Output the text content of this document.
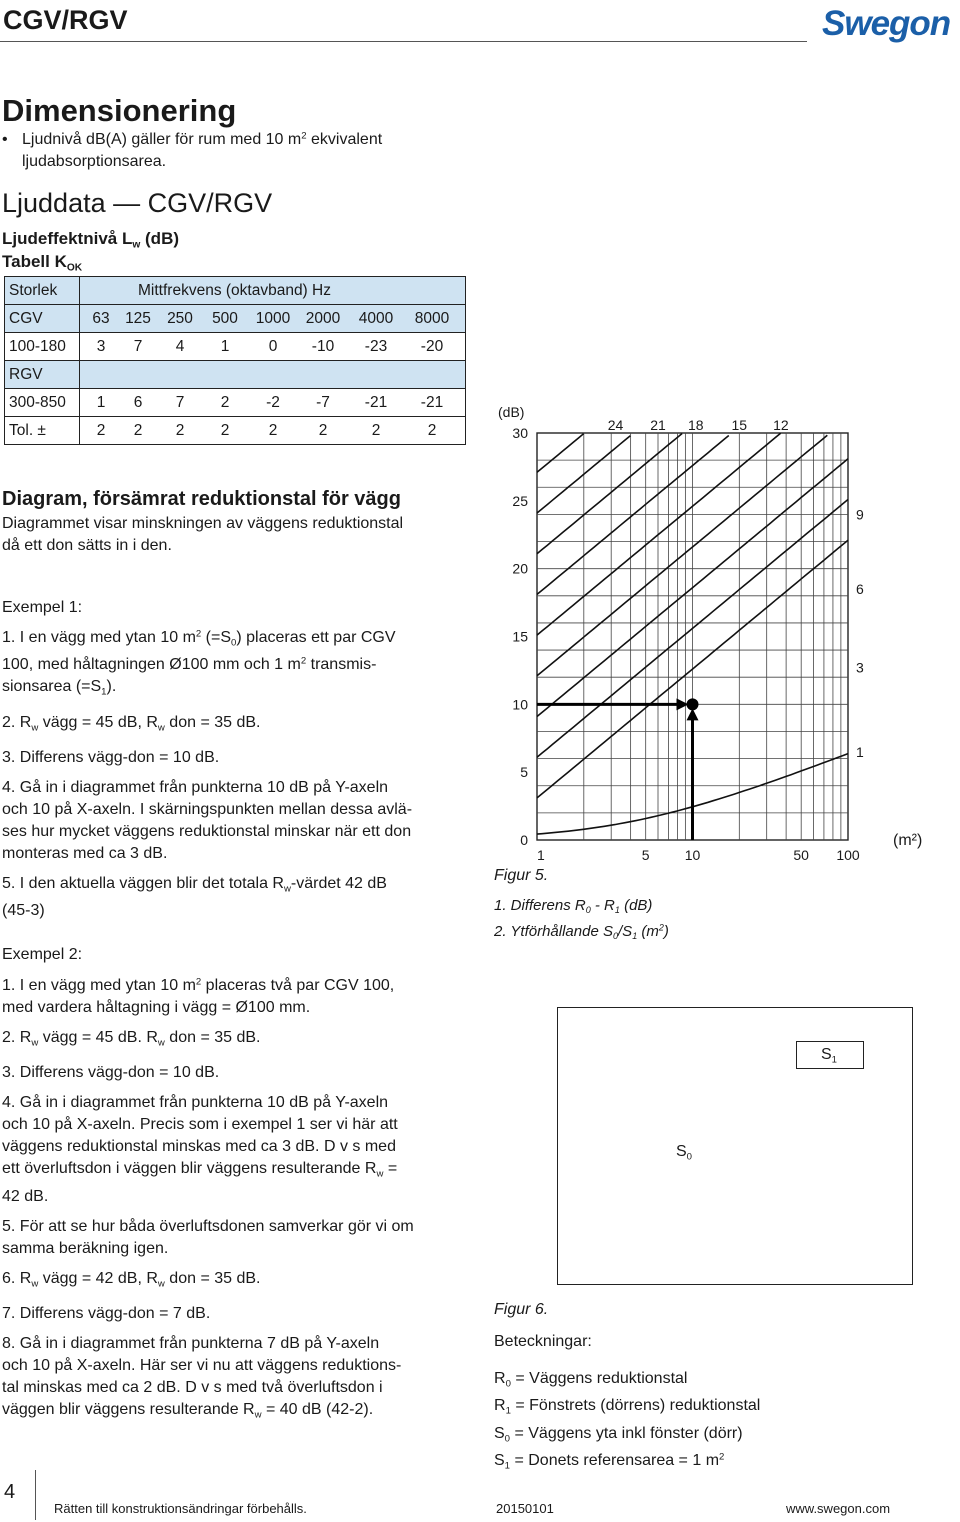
CGV/RGV	Swegon
Dimensionering
• Ljudnivå dB(A) gäller för rum med 10 $m^2$ ekvivalent
ljudabsorptionsarea.
Ljuddata — CGV/RGV
Ljudeffektnivå $L_w$ (dB)
Tabell $K_{OK}$
Storlek	Mittfrekvens (oktavband) Hz
CGV	63 125 250 500 1000 2000 4000 8000
100-180	3 7 4 1 0 -10 -23 -20
RGV	
300-850	1 6 7 2 -2 -7 -21 -21
Tol. ±	2 2 2 2 2 2 2 2
Diagram, försämrat reduktionstal för vägg
Diagrammet visar minskningen av väggens reduktionstal
då ett don sätts in i den.
Exempel 1:

1. I en vägg med ytan 10 $m^2$ $(=S_0)$ placeras ett par CGV

100, med håltagningen Ø100 mm och 1 $m^2$ transmis-

sionsarea $(=S_1)$.

2. $R_w$ vägg = 45 dB, $R_w$ don = 35 dB.

3. Differens vägg-don = 10 dB.

4. Gå in i diagrammet från punkterna 10 dB på Y-axeln

och 10 på X-axeln. I skärningspunkten mellan dessa avlä-

ses hur mycket väggens reduktionstal minskar när ett don

monteras med ca 3 dB.

5. I den aktuella väggen blir det totala $R_w$-värdet 42 dB

(45-3)

Exempel 2:

1. I en vägg med ytan 10 $m^2$ placeras två par CGV 100,

med vardera håltagning i vägg = Ø100 mm.

2. $R_w$ vägg = 45 dB. $R_w$ don = 35 dB.

3. Differens vägg-don = 10 dB.

4. Gå in i diagrammet från punkterna 10 dB på Y-axeln

och 10 på X-axeln. Precis som i exempel 1 ser vi här att

väggens reduktionstal minskas med ca 3 dB. D v s med

ett överluftsdon i väggen blir väggens resulterande $R_w$ =

42 dB.

5. För att se hur båda överluftsdonen samverkar gör vi om

samma beräkning igen.

6. $R_w$ vägg = 42 dB, $R_w$ don = 35 dB.

7. Differens vägg-don = 7 dB.

8. Gå in i diagrammet från punkterna 7 dB på Y-axeln

och 10 på X-axeln. Här ser vi nu att väggens reduktions-

tal minskas med ca 2 dB. D v s med två överluftsdon i

väggen blir väggens resulterande $R_w = 40$ dB (42-2).

(dB)
30
25
20
15
10
5
0
1	5	10	50 100
(m²)
24 21 18 15 12
9
6
3
1
Figur 5.
1. Differens $R_0 - R_1$ (dB)
2. Ytförhållande $S_0/S_1$ $(m^2)$
$S_1$
$S_0$
Figur 6.
Beteckningar:
$R_0$ = Väggens reduktionstal
$R_1$ = Fönstrets (dörrens) reduktionstal
$S_0$ = Väggens yta inkl fönster (dörr)
$S_1$ = Donets referensarea = 1 $m^2$
4
Rätten till konstruktionsändringar förbehålls.	20150101	www.swegon.com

## [What the exercise asks]
All the material shown above is to be copied exactly, with no pictures carried over.

## [Final result]
Output the text content of this document.
CGV/RGV	Swegon
Dimensionering
• Ljudnivå dB(A) gäller för rum med 10 $m^2$ ekvivalent
ljudabsorptionsarea.
Ljuddata — CGV/RGV
Ljudeffektnivå $L_w$ (dB)
Tabell $K_{OK}$
Storlek	Mittfrekvens (oktavband) Hz
CGV	63 125 250 500 1000 2000 4000 8000
100-180	3 7 4 1 0 -10 -23 -20
RGV	
300-850	1 6 7 2 -2 -7 -21 -21
Tol. ±	2 2 2 2 2 2 2 2
Diagram, försämrat reduktionstal för vägg
Diagrammet visar minskningen av väggens reduktionstal
då ett don sätts in i den.
Exempel 1:

1. I en vägg med ytan 10 $m^2$ $(=S_0)$ placeras ett par CGV

100, med håltagningen Ø100 mm och 1 $m^2$ transmis-

sionsarea $(=S_1)$.

2. $R_w$ vägg = 45 dB, $R_w$ don = 35 dB.

3. Differens vägg-don = 10 dB.

4. Gå in i diagrammet från punkterna 10 dB på Y-axeln

och 10 på X-axeln. I skärningspunkten mellan dessa avlä-

ses hur mycket väggens reduktionstal minskar när ett don

monteras med ca 3 dB.

5. I den aktuella väggen blir det totala $R_w$-värdet 42 dB

(45-3)

Exempel 2:

1. I en vägg med ytan 10 $m^2$ placeras två par CGV 100,

med vardera håltagning i vägg = Ø100 mm.

2. $R_w$ vägg = 45 dB. $R_w$ don = 35 dB.

3. Differens vägg-don = 10 dB.

4. Gå in i diagrammet från punkterna 10 dB på Y-axeln

och 10 på X-axeln. Precis som i exempel 1 ser vi här att

väggens reduktionstal minskas med ca 3 dB. D v s med

ett överluftsdon i väggen blir väggens resulterande $R_w$ =

42 dB.

5. För att se hur båda överluftsdonen samverkar gör vi om

samma beräkning igen.

6. $R_w$ vägg = 42 dB, $R_w$ don = 35 dB.

7. Differens vägg-don = 7 dB.

8. Gå in i diagrammet från punkterna 7 dB på Y-axeln

och 10 på X-axeln. Här ser vi nu att väggens reduktions-

tal minskas med ca 2 dB. D v s med två överluftsdon i

väggen blir väggens resulterande $R_w = 40$ dB (42-2).

(dB)
30
25
20
15
10
5
0
1	5	10	50 100
(m²)
24 21 18 15 12
9
6
3
1
Figur 5.
1. Differens $R_0 - R_1$ (dB)
2. Ytförhållande $S_0/S_1$ $(m^2)$
$S_1$
$S_0$
Figur 6.
Beteckningar:
$R_0$ = Väggens reduktionstal
$R_1$ = Fönstrets (dörrens) reduktionstal
$S_0$ = Väggens yta inkl fönster (dörr)
$S_1$ = Donets referensarea = 1 $m^2$
4
Rätten till konstruktionsändringar förbehålls.	20150101	www.swegon.com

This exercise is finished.